Excerpt provided:

↓↓↓

I recognize in the above example I'm activating the child manually, but this does happen when auto-activation occurs at node boot.

Version-Release number of selected component (if applicable):
[root@ocp2-worker-3 ~]# rpm -qa | grep Network
NetworkManager-1.26.0-13.1.rhaos4.7.el8.x86_64
NetworkManager-ovs-1.26.0-13.1.rhaos4.7.el8.x86_64
NetworkManager-libnm-1.26.0-13.1.rhaos4.7.el8.x86_64
NetworkManager-team-1.26.0-13.1.rhaos4.7.el8.x86_64
NetworkManager-tui-1.26.0-13.1.rhaos4.7.el8.x86_64

Comment 1 Tim Rozet 2021-03-31 22:41:32 UTC
Beniamino can you let me know if this is really a bug or if there is some config I'm missing here?

Comment 2 Beniamino Galvani 2021-04-01 07:41:59 UTC
How does the 'eno2' connection specify the master, by interface name
or by UUID (I suppose the former)? Please paste the output of:

  nmcli -o connection show eno2
  nmcli -o connection show ovs-if-phys0
  nmcli -o connection show bond0

Do you want to attach eno2 to both 'ovs-if-phys0' and 'bond0'
connections at different times, or always to 'ovs-if-phys0'?

Comment 3 Thomas Haller 2021-04-01 07:50:41 UTC
"connection.autoconnect-priority" only has any meaning when autoactivating profiles... and even thwn, only that if there are multiple profiles that could activate on the same device (at a certain time), that the one with the higher priority is chosen.

After a profile activates, it doesn't matter whether it was done by the user manually or via "connection.autoconnect". In particular, the "connection.autoconnect-priority" no longer matters for an activated profile.


I suspect that eno2 has "connection.master=faf9e63e-47de-4df9-97e0-6a7c18121331". If you then manually activate the port, the bond must also come up. If you are happy with any bond device, set "connection.master=bond0".


I second Beniamino's request for more information.

Comment 4 Tim Rozet 2021-04-01 13:31:09 UTC
I think the issue maybe is when the child autoactivates, it activates the parent, and NM doesnt check if the parent conflicts with another connection that has a higher priority. ovs-if-phsy0 has a priority of 100, which is higher than the other 2 connections. The desired behavior here is that ovs-if-phys0 has the bond0 device, and the other connection does not come up. See the outputs here:

[root@ocp2-worker-3 ~]# nmcli conn show eno2
connection.id:                          eno2
connection.uuid:                        09fc2377-dfca-4e34-ba8e-1c4fccf6fb17
connection.stable-id:                   --
connection.type:                        802-3-ethernet
connection.interface-name:              eno2
connection.autoconnect:                 yes
connection.autoconnect-priority:        0
connection.autoconnect-retries:         -1 (default)
connection.multi-connect:               1 (single)
connection.auth-retries:                -1
connection.timestamp:                   1617229069
connection.read-only:                   no
connection.permissions:                 --
connection.zone:                        --
connection.master:                      faf9e63e-47de-4df9-97e0-6a7c18121331
connection.slave-type:                  bond
connection.autoconnect-slaves:          -1 (default)
connection.secondaries:                 --
connection.gateway-ping-timeout:        0
connection.metered:                     unknown
connection.lldp:                        default
connection.mdns:                        -1 (default)

↑↑↑

Prompt A: In the NetworkManager thread, what version of the NetworkManager package is installed on the worker node?
Prompt B: Please rewrite the paragraph in the NetworkManager thread that begins "After a profile activates" so that it is shorter but keeps its main facts.
Prompt C: Output the portion of the NetworkManager thread starting with "After a profile" and going on through "an activated profile.".

Given entries:
↓↓↓

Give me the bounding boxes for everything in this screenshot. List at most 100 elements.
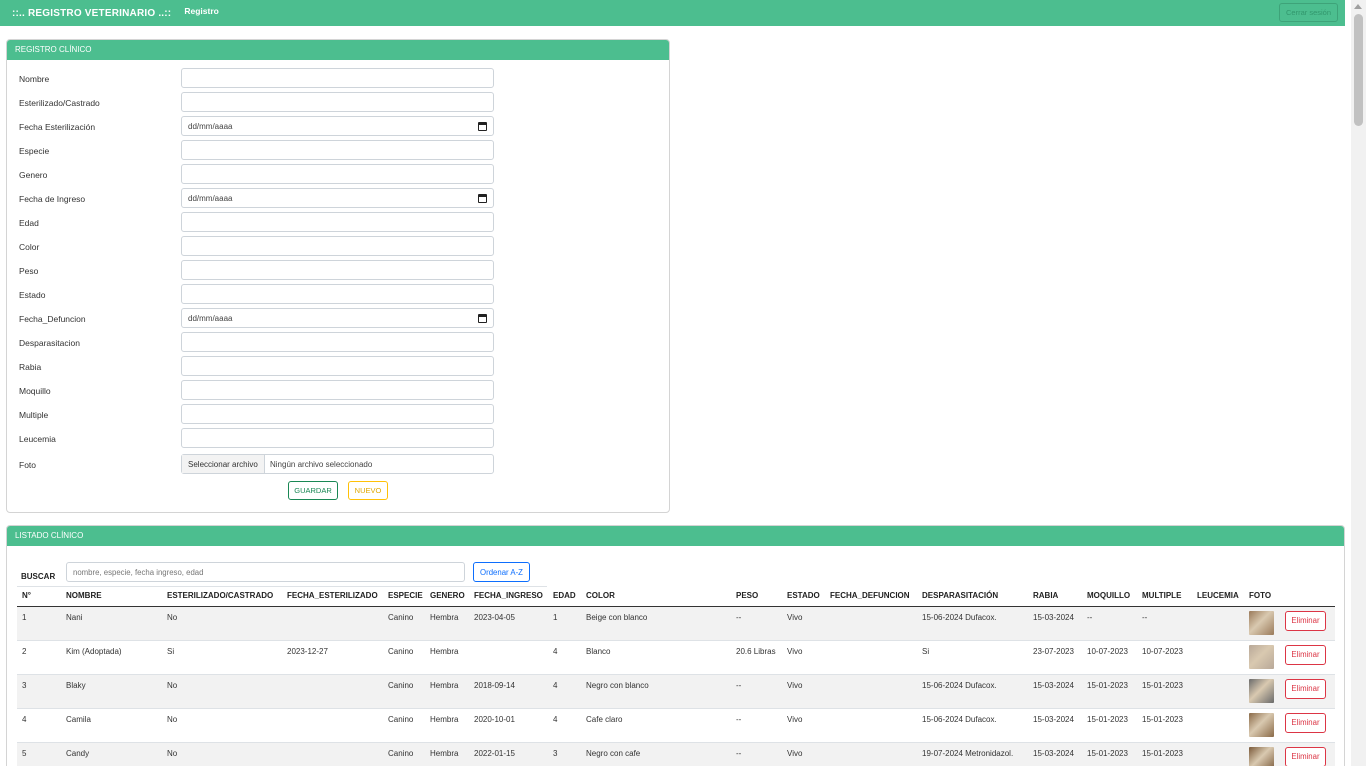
date-field-fecha-de-ingreso[interactable]: dd/mm/aaaa <box>181 188 494 208</box>
pet-photo-thumbnail[interactable] <box>1249 712 1274 737</box>
table-cell: 15-06-2024 Dufacox. <box>917 606 1028 641</box>
delete-button[interactable]: Eliminar <box>1285 610 1326 631</box>
clinical-list-header: LISTADO CLÍNICO <box>7 526 1344 546</box>
delete-button[interactable]: Eliminar <box>1285 712 1326 733</box>
date-field-fecha-defuncion[interactable]: dd/mm/aaaa <box>181 308 494 328</box>
new-button[interactable]: NUEVO <box>348 481 388 500</box>
sort-az-button[interactable]: Ordenar A-Z <box>473 562 530 582</box>
form-label-multiple: Multiple <box>19 410 49 420</box>
text-field-estado[interactable] <box>181 284 494 304</box>
calendar-icon[interactable] <box>478 194 487 203</box>
table-cell: -- <box>731 742 782 766</box>
table-cell: Negro con cafe <box>581 742 731 766</box>
text-field-nombre[interactable] <box>181 68 494 88</box>
table-cell <box>1192 742 1244 766</box>
column-header: ESTERILIZADO/CASTRADO <box>162 586 282 607</box>
photo-file-input[interactable]: Seleccionar archivo Ningún archivo selec… <box>181 454 494 474</box>
text-field-leucemia[interactable] <box>181 428 494 448</box>
table-cell: Vivo <box>782 674 825 709</box>
pet-photo-thumbnail[interactable] <box>1249 644 1274 669</box>
text-field-desparasitacion[interactable] <box>181 332 494 352</box>
table-cell: Si <box>162 640 282 675</box>
table-cell: Negro con blanco <box>581 674 731 709</box>
select-file-button[interactable]: Seleccionar archivo <box>182 455 265 473</box>
search-input[interactable]: nombre, especie, fecha ingreso, edad <box>66 562 465 582</box>
table-header-row: N° NOMBRE ESTERILIZADO/CASTRADO FECHA_ESTER… <box>17 586 1335 607</box>
table-cell: 1 <box>17 606 61 641</box>
table-cell: No <box>162 742 282 766</box>
table-cell: -- <box>731 674 782 709</box>
column-header: EDAD <box>548 586 581 607</box>
save-button[interactable]: GUARDAR <box>288 481 338 500</box>
table-cell: 4 <box>548 640 581 675</box>
table-cell: 15-01-2023 <box>1137 742 1192 766</box>
text-field-multiple[interactable] <box>181 404 494 424</box>
field-value: dd/mm/aaaa <box>188 193 233 203</box>
form-label-color: Color <box>19 242 40 252</box>
calendar-icon[interactable] <box>478 122 487 131</box>
form-label-moquillo: Moquillo <box>19 386 51 396</box>
column-header: MOQUILLO <box>1082 586 1137 607</box>
form-label-genero: Genero <box>19 170 48 180</box>
action-cell: Eliminar <box>1280 606 1335 641</box>
pet-photo-thumbnail[interactable] <box>1249 746 1274 766</box>
table-cell <box>282 606 383 641</box>
app-brand[interactable]: ::.. REGISTRO VETERINARIO ..:: <box>12 8 171 19</box>
column-header: RABIA <box>1028 586 1082 607</box>
calendar-icon[interactable] <box>478 314 487 323</box>
delete-button[interactable]: Eliminar <box>1285 678 1326 699</box>
table-cell: 15-03-2024 <box>1028 674 1082 709</box>
text-field-especie[interactable] <box>181 140 494 160</box>
table-cell: 2023-04-05 <box>469 606 548 641</box>
table-cell <box>282 708 383 743</box>
column-header: FECHA_ESTERILIZADO <box>282 586 383 607</box>
logout-button[interactable]: Cerrar sesión <box>1279 3 1338 22</box>
page-scrollbar[interactable] <box>1351 0 1366 766</box>
form-label-peso: Peso <box>19 266 39 276</box>
table-cell: 4 <box>548 708 581 743</box>
nav-link-registro[interactable]: Registro <box>184 6 218 16</box>
text-field-moquillo[interactable] <box>181 380 494 400</box>
table-cell: Canino <box>383 606 425 641</box>
column-header: N° <box>17 586 61 607</box>
table-cell: Si <box>917 640 1028 675</box>
table-cell: No <box>162 606 282 641</box>
form-label-esterilizado-castrado: Esterilizado/Castrado <box>19 98 100 108</box>
text-field-color[interactable] <box>181 236 494 256</box>
table-cell: 3 <box>17 674 61 709</box>
field-value: dd/mm/aaaa <box>188 313 233 323</box>
delete-button[interactable]: Eliminar <box>1285 746 1326 766</box>
table-row: 1 Nani No Canino Hembra 2023-04-05 1 Beige con … <box>17 606 1335 641</box>
table-cell: Hembra <box>425 606 469 641</box>
table-cell: Hembra <box>425 674 469 709</box>
table-cell <box>825 742 917 766</box>
clinical-list-card: LISTADO CLÍNICO BUSCAR nombre, especie, … <box>6 525 1345 766</box>
file-status-text: Ningún archivo seleccionado <box>270 459 373 469</box>
column-header: PESO <box>731 586 782 607</box>
scroll-up-arrow-icon[interactable] <box>1354 4 1362 9</box>
clinical-form-card: REGISTRO CLÍNICO Nombre Esterilizado/Cast… <box>6 39 670 513</box>
text-field-peso[interactable] <box>181 260 494 280</box>
table-cell: Canino <box>383 640 425 675</box>
form-label-edad: Edad <box>19 218 39 228</box>
action-cell: Eliminar <box>1280 674 1335 709</box>
table-cell: 1 <box>548 606 581 641</box>
text-field-rabia[interactable] <box>181 356 494 376</box>
table-cell: 15-03-2024 <box>1028 742 1082 766</box>
table-cell: Canino <box>383 742 425 766</box>
pet-photo-thumbnail[interactable] <box>1249 610 1274 635</box>
form-label-nombre: Nombre <box>19 74 50 84</box>
text-field-edad[interactable] <box>181 212 494 232</box>
table-cell <box>825 640 917 675</box>
table-cell: Beige con blanco <box>581 606 731 641</box>
table-cell: Nani <box>61 606 162 641</box>
table-cell: Vivo <box>782 640 825 675</box>
pet-photo-thumbnail[interactable] <box>1249 678 1274 703</box>
date-field-fecha-esterilizaci-n[interactable]: dd/mm/aaaa <box>181 116 494 136</box>
delete-button[interactable]: Eliminar <box>1285 644 1326 665</box>
text-field-genero[interactable] <box>181 164 494 184</box>
text-field-esterilizado-castrado[interactable] <box>181 92 494 112</box>
table-cell: 15-01-2023 <box>1082 674 1137 709</box>
scrollbar-thumb[interactable] <box>1354 14 1363 126</box>
action-cell: Eliminar <box>1280 742 1335 766</box>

↑↑↑

Written answer A: 1.26.0-13.1.rhaos4.7.el8 (x86_64)

Written answer B: Once a profile is active, it makes no difference whether the user or "connection.autoconnect" activated it, and "connection.autoconnect-priority" no longer matters for it.

Written answer C:
After a profile activates, it doesn't matter whether it was done by the user manually or via "connection.autoconnect". In particular, the "connection.autoconnect-priority" no longer matters for an activated profile.